=== DIRECTION ===
Each entry below is to be extracted exactly.

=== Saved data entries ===

****

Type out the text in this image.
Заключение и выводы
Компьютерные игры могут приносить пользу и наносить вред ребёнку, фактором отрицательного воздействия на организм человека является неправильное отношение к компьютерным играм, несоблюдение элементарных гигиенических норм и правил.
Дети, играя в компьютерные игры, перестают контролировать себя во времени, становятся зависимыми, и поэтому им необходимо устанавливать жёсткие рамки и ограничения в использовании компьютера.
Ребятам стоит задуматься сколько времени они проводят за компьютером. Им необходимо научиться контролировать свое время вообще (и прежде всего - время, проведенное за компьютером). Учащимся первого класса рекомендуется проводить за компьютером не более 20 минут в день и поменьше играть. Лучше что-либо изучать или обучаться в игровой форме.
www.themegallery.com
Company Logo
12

****

=== WRITTEN ANSWER ===
Type out the text in this image.
Заключение и выводы
Компьютерные игры могут приносить пользу и наносить вред ребёнку, фактором отрицательного воздействия на организм человека является неправильное отношение к компьютерным играм, несоблюдение элементарных гигиенических норм и правил.
Дети, играя в компьютерные игры, перестают контролировать себя во времени, становятся зависимыми, и поэтому им необходимо устанавливать жёсткие рамки и ограничения в использовании компьютера.
Ребятам стоит задуматься сколько времени они проводят за компьютером. Им необходимо научиться контролировать свое время вообще (и прежде всего - время, проведенное за компьютером). Учащимся первого класса рекомендуется проводить за компьютером не более 20 минут в день и поменьше играть. Лучше что-либо изучать или обучаться в игровой форме.
www.themegallery.com
Company Logo
12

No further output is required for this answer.